EXCERPT TO READ ::
* begin *

Recommender systems: value-alignment, reinforcement learning, and ethics

Recommendations are a game — a dangerous game (for us).

Published in

Towards Data Science

8 min readJul 25, 2020

This story appeared in my weekly writing on making automation and AI accessible and fair, at Democratizing Automation.

This encompasses a brief intro to recommendation systems online, ethics of such systems, ways we can formulate human reward, and views of human recommendations as a slowly updated batch reinforcement learning problem (the game, where our reward is not even in the loop).

A brief overview of recommender systems

The news feed systems, so to say. The recommender systems (Wikipedia had the most to the point summary for me) decide what content to give us, which is a function of our profile data and our past interactions. The interactions can include many things depending on the interface (mobile vs desktop) and platform (app, operative system, webpage). Netflix, often touted as making the most advancements to the technology, has a webpage describing some of their research in the area.

What kind of machine learning do these systems use? A survey from 2015 found that many applications used decision trees and Bayesian methods (because they give you interpretability). Only 2 years later there was a survey on exclusively deep learning approaches. I think many companies are using neural networks and are okay with the tradeoff of dramatically improved performance at the cost of interpretability — it’s not like they would tell the customer why they’re seeing certain content, would they?

I drew up a fun diagram that is your baseline, and it’ll be expanded throughout the article. It’s a sort of incomplete reinforcement learning framework of the agent takes action a -> environment moves to state s -> returns reward r.

Clickthrough led to clickbait

Clickthrough (a heuristic of engagement, reward) was an early metric used to create recommendations. The clickbait problem (open link, close it immediately) led to a dwell time metrics on pages. I have been satisfactorily burnt out of clickbait sites, so I started this direct-to-reader blog. That’s just the surface level effect for me, and I am sure there’s more. At one point, Facebook’s go-to metric for a while was the usage of the click to share button — okay, you get the point, on to the paper.

I found a paper from a workshop on Participatory Approaches to Machine Learning (when you look closer, there are many great papers to draw on, I will likely revisit) at the International Conference on Machine Learning last week. When you see block quotes, they are from What are you optimizing for? Aligning Recommender Systems with Human Values, Stray et. al, 2020. There’s some great context on how the systems are used and deployed.

Most large production systems today (including Flipboard (Cora, 2017) and Facebook (Peysakhovich & Hendrix, 2016)) instead train classifiers on human-labelled clickbait and use them to measure and decrease the prevalence of clickbait within the system.

Human labeled content is a bottleneck when generated content outpaces labeling capacity. Also, labeling a classifier will be outdated immediately at deployment (constantly moving test set). There are also companies that won’t describe how they operate. Another point regarding industry usage I found interesting is:

Spotify is notable for elaborating on the fairness and diversity issues faced by a music platform. Their recommendation system is essentially a two-sided market, since artists must be matched with users in a way that satisfies both, or neither will stay on the platform.

And, obvious comment below, but requisite.

Especially when filtering social media and news content, recommenders are key mediators in public discussion. Twitter has attempted to create “healthy conversation” metrics with the goal to “provide positive incentives for encouraging more constructive conversation” (Wagner, 2019).

My impression of the learned models is: If the big companies do it, it’s because it works. Again, don’t assume malintent, assume profits. Now that we have covered how the companies are using their platforms to addict us to their advertisements, here is a small update to our model — a feedback loop and bidirectional arrows.

* end *

LISTING ::

* begin *

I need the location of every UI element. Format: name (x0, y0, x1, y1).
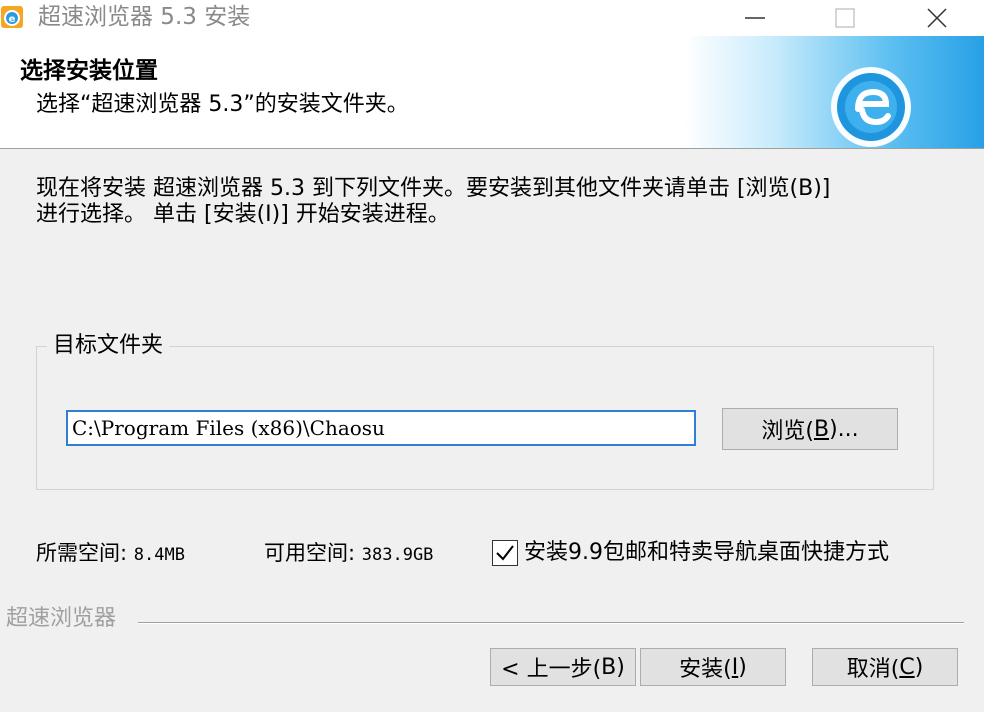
browser-logo-icon: e (0, 3, 26, 31)
page-subtitle: 选择“超速浏览器 5.3”的安装文件夹。 (36, 92, 409, 117)
minimize-button[interactable] (710, 0, 800, 36)
install-path-input[interactable] (66, 410, 696, 446)
close-icon (927, 8, 947, 28)
install-button[interactable]: 安装(I) (640, 648, 786, 686)
svg-text:e: e (9, 14, 16, 25)
branding-divider (138, 622, 964, 624)
maximize-button[interactable] (800, 0, 890, 36)
browser-e-logo-icon (828, 64, 914, 148)
installer-window: e 超速浏览器 5.3 安装 选择安装位置 选择“超速浏览器 5.3”的安装文件… (0, 0, 984, 712)
branding-text: 超速浏览器 (6, 606, 117, 631)
shortcut-checkbox[interactable] (492, 540, 518, 566)
maximize-icon (835, 8, 855, 28)
back-button[interactable]: < 上一步(B) (490, 648, 636, 686)
required-space: 所需空间: 8.4MB (36, 541, 185, 565)
window-title: 超速浏览器 5.3 安装 (38, 4, 251, 30)
destination-folder-legend: 目标文件夹 (53, 333, 164, 358)
minimize-icon (745, 17, 765, 19)
browse-button[interactable]: 浏览(B)... (722, 408, 898, 450)
shortcut-checkbox-label[interactable]: 安装9.9包邮和特卖导航桌面快捷方式 (524, 538, 889, 568)
instructions-line-2: 进行选择。 单击 [安装(I)] 开始安装进程。 (36, 202, 450, 227)
page-header: 选择安装位置 选择“超速浏览器 5.3”的安装文件夹。 (0, 36, 984, 149)
branding-row: 超速浏览器 (0, 604, 984, 634)
page-title: 选择安装位置 (20, 58, 158, 84)
title-bar: e 超速浏览器 5.3 安装 (0, 0, 984, 36)
close-button[interactable] (892, 0, 982, 36)
instructions: 现在将安装 超速浏览器 5.3 到下列文件夹。要安装到其他文件夹请单击 [浏览(… (36, 176, 936, 228)
instructions-line-1: 现在将安装 超速浏览器 5.3 到下列文件夹。要安装到其他文件夹请单击 [浏览(… (36, 176, 831, 201)
available-space: 可用空间: 383.9GB (264, 541, 434, 565)
checkmark-icon (496, 545, 514, 561)
cancel-button[interactable]: 取消(C) (812, 648, 958, 686)
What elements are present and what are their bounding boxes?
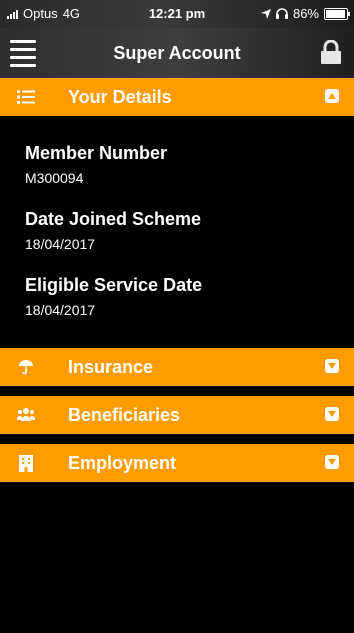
detail-title: Date Joined Scheme	[25, 209, 202, 229]
expand-icon[interactable]	[325, 359, 339, 373]
detail-eligible-service-date: Eligible Service Date 18/04/2017	[25, 275, 202, 318]
section-beneficiaries[interactable]: Beneficiaries	[0, 396, 354, 434]
detail-value: 18/04/2017	[25, 302, 96, 318]
detail-date-joined: Date Joined Scheme 18/04/2017	[25, 209, 201, 252]
status-bar: Optus 4G 12:21 pm 86%	[0, 0, 354, 28]
detail-value: M300094	[25, 170, 84, 186]
lock-icon[interactable]	[320, 40, 342, 64]
people-icon	[16, 405, 36, 425]
collapse-icon[interactable]	[325, 89, 339, 103]
battery-percent: 86%	[292, 6, 319, 21]
detail-title: Eligible Service Date	[25, 275, 203, 295]
page-title: Super Account	[113, 43, 241, 63]
section-label: Beneficiaries	[68, 404, 181, 425]
location-arrow-icon	[260, 8, 271, 19]
headphones-icon	[275, 8, 288, 19]
section-insurance[interactable]: Insurance	[0, 348, 354, 386]
building-icon	[16, 453, 36, 473]
detail-member-number: Member Number M300094	[25, 143, 167, 186]
list-icon	[16, 87, 36, 107]
detail-value: 18/04/2017	[25, 236, 96, 252]
expand-icon[interactable]	[325, 407, 339, 421]
section-employment[interactable]: Employment	[0, 444, 354, 482]
section-your-details[interactable]: Your Details	[0, 78, 354, 116]
section-label: Employment	[68, 452, 177, 473]
umbrella-icon	[16, 357, 36, 377]
expand-icon[interactable]	[325, 455, 339, 469]
status-icons: 86%	[260, 6, 350, 21]
section-label: Insurance	[68, 356, 154, 377]
battery-icon	[324, 7, 350, 20]
detail-title: Member Number	[25, 143, 168, 163]
section-label: Your Details	[68, 86, 172, 107]
nav-bar: Super Account	[0, 28, 354, 78]
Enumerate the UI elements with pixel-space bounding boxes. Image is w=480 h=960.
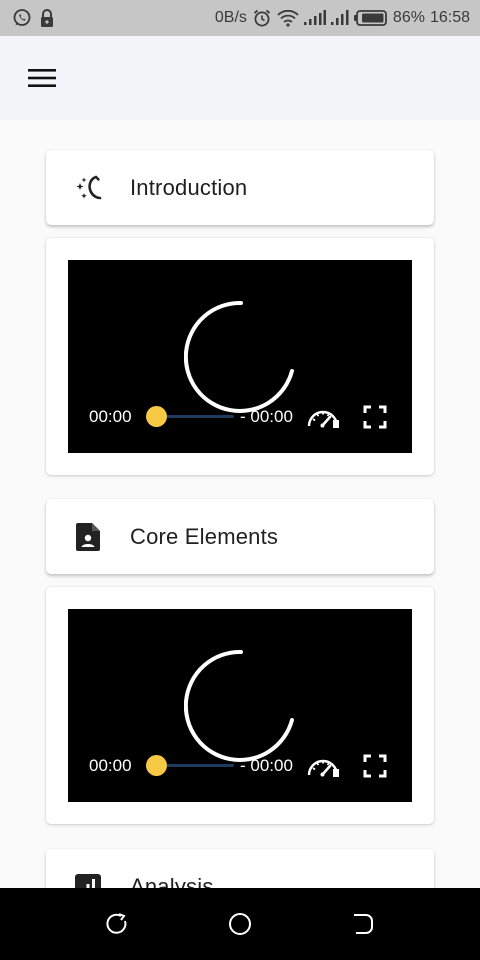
signal-strength-2-icon — [330, 10, 349, 26]
section-card-introduction[interactable]: Introduction — [46, 150, 434, 225]
fullscreen-icon — [363, 754, 387, 778]
seek-knob[interactable] — [146, 755, 167, 776]
seek-knob[interactable] — [146, 406, 167, 427]
person-document-icon — [74, 522, 102, 551]
status-right-group: 0B/s 86% 16:58 — [215, 8, 470, 28]
hamburger-menu-icon — [28, 69, 56, 87]
recents-icon — [106, 913, 127, 934]
remaining-time: - 00:00 — [240, 756, 293, 775]
lock-icon — [38, 8, 56, 28]
seek-bar[interactable] — [156, 415, 234, 418]
section-title: Analysis — [130, 873, 214, 889]
battery-percent: 86% — [392, 9, 425, 26]
sparkle-moon-icon — [74, 174, 102, 202]
section-title: Core Elements — [130, 523, 279, 549]
video-card-introduction: 00:00 - 00:00 — [46, 238, 434, 475]
signal-strength-icon — [303, 10, 326, 26]
playback-speed-button[interactable] — [306, 404, 340, 430]
home-button[interactable] — [225, 909, 255, 939]
seek-bar[interactable] — [156, 764, 234, 767]
recents-button[interactable] — [102, 909, 132, 939]
playback-speed-button[interactable] — [306, 753, 340, 779]
section-card-core-elements[interactable]: Core Elements — [46, 499, 434, 574]
content-list[interactable]: Introduction 00:00 - 00:00 Core Elements… — [0, 120, 480, 888]
fullscreen-icon — [363, 405, 387, 429]
remaining-time: - 00:00 — [240, 407, 293, 426]
loading-spinner-icon — [184, 301, 294, 413]
video-player[interactable]: 00:00 - 00:00 — [68, 609, 412, 802]
bar-chart-icon — [74, 873, 102, 888]
whatsapp-icon — [12, 8, 32, 28]
back-button[interactable] — [348, 909, 378, 939]
video-player[interactable]: 00:00 - 00:00 — [68, 260, 412, 453]
video-card-core-elements: 00:00 - 00:00 — [46, 587, 434, 824]
current-time: 00:00 — [89, 407, 132, 426]
clock: 16:58 — [429, 9, 470, 26]
app-bar — [0, 36, 480, 120]
loading-spinner-icon — [184, 650, 294, 762]
wifi-icon — [277, 9, 299, 27]
menu-button[interactable] — [27, 66, 57, 90]
fullscreen-button[interactable] — [363, 754, 387, 778]
speedometer-icon — [307, 759, 339, 777]
status-left-group — [12, 8, 56, 28]
speedometer-icon — [307, 410, 339, 428]
section-title: Introduction — [130, 174, 248, 200]
section-card-analysis[interactable]: Analysis — [46, 849, 434, 888]
alarm-icon — [252, 8, 272, 28]
battery-icon — [353, 9, 388, 27]
current-time: 00:00 — [89, 756, 132, 775]
fullscreen-button[interactable] — [363, 405, 387, 429]
status-bar: 0B/s 86% 16:58 — [0, 0, 480, 36]
back-icon — [353, 914, 373, 934]
network-speed: 0B/s — [214, 9, 247, 26]
system-nav-bar — [0, 888, 480, 960]
home-circle-icon — [228, 913, 251, 935]
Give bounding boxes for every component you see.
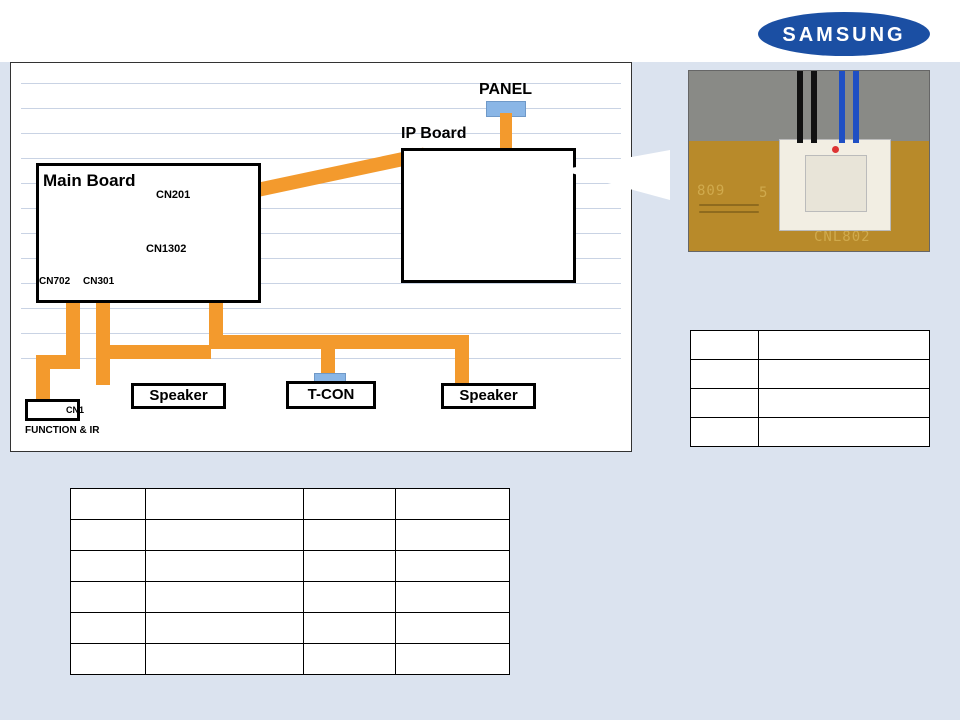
table-row <box>691 389 930 418</box>
cn201-label: CN201 <box>156 189 190 201</box>
wiring-diagram: Main Board CN201 CN1302 CN702 CN301 IP B… <box>10 62 632 452</box>
table-row <box>71 644 510 675</box>
samsung-logo: SAMSUNG <box>757 10 932 58</box>
white-connector <box>779 139 891 231</box>
red-dot-icon <box>832 146 839 153</box>
logo-text: SAMSUNG <box>782 24 905 46</box>
pointer-arrow <box>560 150 700 220</box>
silk-cnl: CNL802 <box>814 229 871 245</box>
wire-blue-2 <box>853 71 859 143</box>
main-board-label: Main Board <box>43 171 136 191</box>
silk-5: 5 <box>759 185 768 201</box>
ip-board-label: IP Board <box>401 125 467 143</box>
table-row <box>691 360 930 389</box>
silk-809: 809 <box>697 183 725 199</box>
table-row <box>71 582 510 613</box>
speaker-left-box: Speaker <box>131 383 226 409</box>
table-row <box>71 613 510 644</box>
pin-table <box>690 330 930 447</box>
table-row <box>71 520 510 551</box>
cn301-label: CN301 <box>83 276 114 287</box>
cn1302-label: CN1302 <box>146 243 186 255</box>
wire-black-1 <box>797 71 803 143</box>
panel-label: PANEL <box>479 81 532 99</box>
table-row <box>691 418 930 447</box>
wire-black-2 <box>811 71 817 143</box>
cn702-label: CN702 <box>39 276 70 287</box>
big-table <box>70 488 510 675</box>
table-row <box>71 551 510 582</box>
table-row <box>71 489 510 520</box>
function-ir-label: FUNCTION & IR <box>25 425 99 436</box>
table-row <box>691 331 930 360</box>
cn1-label: CN1 <box>66 405 84 415</box>
connector-photo: 809 5 CNL802 <box>688 70 930 252</box>
tcon-box: T-CON <box>286 381 376 409</box>
wire-blue-1 <box>839 71 845 143</box>
page-root: SAMSUNG <box>0 0 960 720</box>
ip-board-box <box>401 148 576 283</box>
speaker-right-box: Speaker <box>441 383 536 409</box>
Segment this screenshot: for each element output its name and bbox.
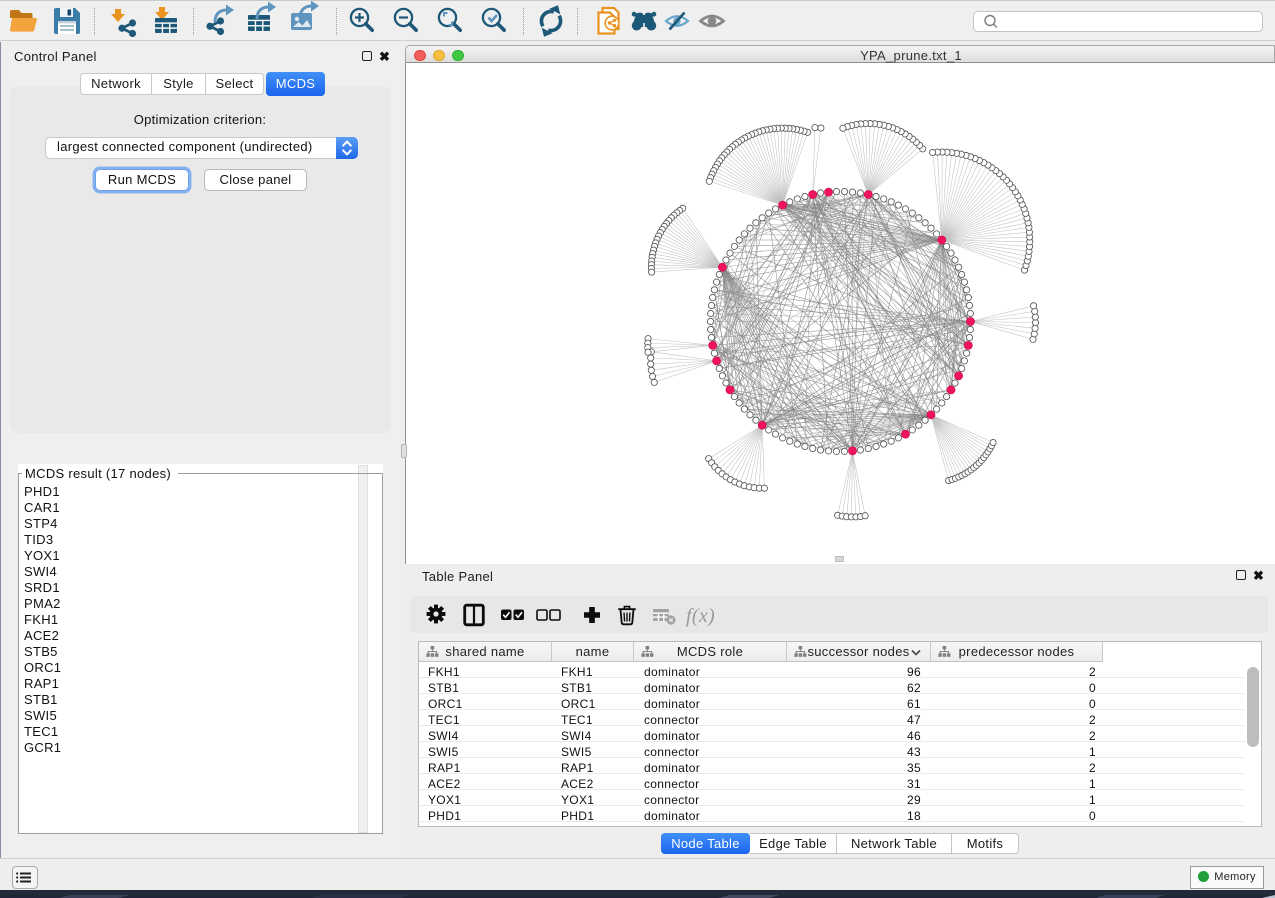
svg-text:f(x): f(x) <box>686 605 715 627</box>
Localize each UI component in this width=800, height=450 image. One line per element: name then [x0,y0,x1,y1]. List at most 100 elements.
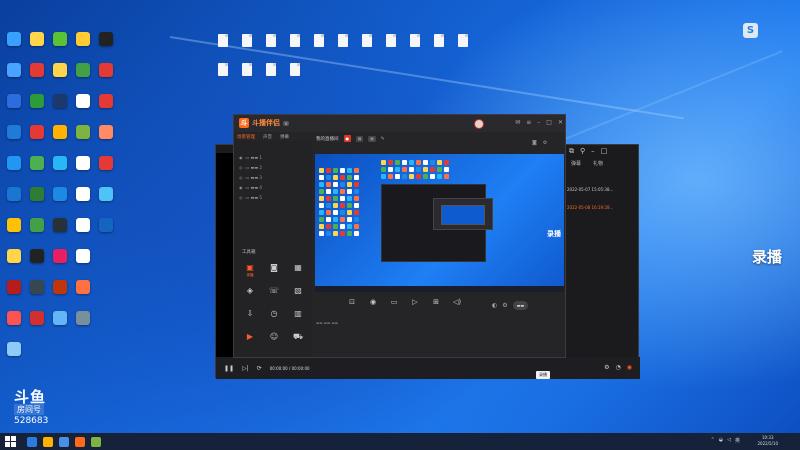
chevron-up-icon[interactable]: ⌃ [711,437,715,444]
next-icon[interactable]: ▷| [242,365,249,372]
ctl-button[interactable]: ◉ [365,298,381,306]
desktop-file-icon[interactable] [238,63,255,89]
desktop-icon[interactable] [2,154,25,184]
network-icon[interactable]: ◒ [719,437,723,444]
desktop-icon[interactable] [71,185,94,215]
desktop-file-icon[interactable] [286,63,303,89]
tool-button[interactable]: ⇩ [238,309,262,327]
desktop-icon[interactable] [2,340,25,370]
desktop-icon[interactable] [71,309,94,339]
desktop-icon[interactable] [2,61,25,91]
popout-icon[interactable]: ⧉ [569,147,574,156]
ime-icon[interactable]: 英 [735,437,740,444]
live-preview[interactable] [315,154,564,292]
desktop-icon[interactable] [25,154,48,184]
desktop-file-icon[interactable] [214,34,231,60]
settings-icon[interactable]: ⚙ [604,364,609,371]
desktop-icon[interactable] [25,61,48,91]
desktop-icon[interactable] [94,216,117,246]
desktop-icon[interactable] [71,247,94,277]
desktop-icon[interactable] [48,247,71,277]
scene-item[interactable]: ◎ ▭ ▬▬ 2 [239,165,262,170]
desktop-file-icon[interactable] [358,34,375,60]
eye-icon[interactable]: ◉ [239,155,243,160]
desktop-icon[interactable] [25,309,48,339]
desktop-icon[interactable] [71,216,94,246]
taskbar-app-icon[interactable] [27,436,37,447]
avatar[interactable] [474,119,484,129]
recorder-window[interactable]: 斗 斗播伴侣 v ✉ ≡ – □ ✕ ◉ ▭ ▬▬ 1 ◎ ▭ ▬▬ 2 ◎ ▭ ▬▬… [233,114,566,358]
menu-icon[interactable]: ≡ [526,119,531,126]
mic-icon[interactable]: ◐ [492,302,497,309]
scene-item[interactable]: ◎ ▭ ▬▬ 5 [239,195,262,200]
desktop-icon[interactable] [48,309,71,339]
desktop-file-icon[interactable] [262,34,279,60]
ctl-button[interactable]: ▭ [386,298,402,306]
taskbar-app-icon[interactable] [59,436,69,447]
desktop-file-icon[interactable] [214,63,231,89]
ctl-button[interactable]: ◁) [449,298,465,306]
desktop-file-icon[interactable] [334,34,351,60]
desktop-icon[interactable] [48,185,71,215]
desktop-icon[interactable] [48,154,71,184]
desktop-icon[interactable] [48,30,71,60]
loop-icon[interactable]: ⟳ [257,365,262,372]
taskbar-app-icon[interactable] [75,436,85,447]
tool-record[interactable]: ▣ 录播 [238,263,262,281]
desktop-icon[interactable] [71,92,94,122]
tab-danmaku[interactable]: 弹幕 [280,134,289,140]
tab-danmaku[interactable]: 弹幕 [571,160,581,167]
desktop-file-icon[interactable] [262,63,279,89]
desktop-icon[interactable] [25,278,48,308]
desktop-icon[interactable] [2,278,25,308]
eye-icon[interactable]: ◎ [239,175,243,180]
desktop-file-icon[interactable] [310,34,327,60]
camera-icon[interactable]: ◙ [532,140,537,146]
volume-icon[interactable]: ◁ [727,437,731,444]
desktop-file-icon[interactable] [454,34,471,60]
tool-button[interactable]: ⛟ [286,332,310,350]
desktop-icon[interactable] [71,30,94,60]
desktop-file-icon[interactable] [406,34,423,60]
scene-button[interactable]: ▤ [368,135,376,142]
eye-icon[interactable]: ◎ [239,195,243,200]
minimize-icon[interactable]: – [537,119,540,126]
desktop-icon[interactable] [94,61,117,91]
minimize-icon[interactable]: – [591,147,595,155]
desktop-icon[interactable] [25,123,48,153]
close-icon[interactable]: ✕ [558,119,563,126]
desktop-file-icon[interactable] [286,34,303,60]
tool-button[interactable]: ◙ [262,263,286,281]
tool-button[interactable]: ☏ [262,286,286,304]
tab-scene-manage[interactable]: 场景管理 [237,134,255,140]
desktop-icon[interactable] [48,216,71,246]
desktop-file-icon[interactable] [382,34,399,60]
desktop-icon[interactable] [2,216,25,246]
desktop-icon[interactable] [2,30,25,60]
scene-button[interactable]: ▤ [356,135,364,142]
ctl-button[interactable]: ⊞ [428,298,444,306]
eye-icon[interactable]: ◎ [239,165,243,170]
eye-icon[interactable]: ◉ [239,185,243,190]
desktop-icon[interactable] [25,30,48,60]
tool-button[interactable]: ▧ [286,286,310,304]
desktop-icon[interactable] [94,154,117,184]
edit-icon[interactable]: ✎ [381,136,385,142]
desktop-icon[interactable] [2,123,25,153]
desktop-file-icon[interactable] [430,34,447,60]
start-stream-button[interactable]: ▬▬ [512,301,529,310]
ctl-button[interactable]: ▷ [407,298,423,306]
tab-audio[interactable]: 声音 [263,134,272,140]
desktop-icon[interactable] [25,92,48,122]
tool-button[interactable]: ◷ [262,309,286,327]
scene-item[interactable]: ◉ ▭ ▬▬ 1 [239,155,262,160]
desktop-app-logo[interactable]: S [743,23,758,38]
volume-icon[interactable]: ◔ [616,364,621,371]
desktop-icon[interactable] [94,30,117,60]
tool-button[interactable]: ▥ [286,309,310,327]
desktop-icon[interactable] [94,123,117,153]
desktop-icon[interactable] [2,247,25,277]
desktop-icon[interactable] [48,92,71,122]
pause-icon[interactable]: ❚❚ [224,365,234,372]
desktop-icon[interactable] [2,185,25,215]
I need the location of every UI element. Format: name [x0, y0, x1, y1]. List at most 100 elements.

* end *

YOUR TASKS ::
1 – Answer these questions from the post on recommender systems, each on its own line with the matching letter:
(a) According to the 2015 survey, which methods did many applications use?
(b) Which metric did the clickbait problem lead to?
(c) Why is Spotify's recommendation system described as a two-sided market?
2 – Summarize the post on recommender systems in two sentences.
3 – Continue the post on recommender systems from its last sentence.

ANSWERS TO THE EXERCISE ::
1 –
(a) Decision trees and Bayesian methods.
(b) Dwell time metrics on pages.
(c) Artists must be matched with users in a way that satisfies both, or neither will stay on the platform.

2 – Recommender systems decide what content people see based on their profile data and past interactions, and a 2015 survey found many applications using decision trees and Bayesian methods, while a survey two years later covered only deep learning approaches. Clickthrough, an early engagement metric, led to clickbait, which most large production systems now reduce by training classifiers on human-labeled clickbait, although human labeling becomes a bottleneck when generated content outpaces labeling capacity.

3 –
Ethics of Recommender Systems

Our computers are deciding what to put in front of us, primarily so that the companies retain us as reliable customers. What could go wrong? What are you okay with robots recommending for you? Your social media content — okay. How I decide my career path — I don’t know.

I don’t blame companies for making these tools and putting them in front of us — they want to make money after all. These issues will come to the forefront as the negative effects compound over the next few years. Here are a few points where I don’t think companies are held to high enough standards:

Financial Technology (Fintech) Companies: manipulate your brain into engaging with financial products in different ways, which has had more dramatic effects on people without certain financial stability.
High-traffic Media Platforms: Beyond the simple point of the hours you spend online each day, or how Google dictates everything you see, technology companies have tried to “be the internet” in developing nations. Click the link to see what happened when Facebook tried to be the internet in India (they were nice enough to include Wikipedia, though!).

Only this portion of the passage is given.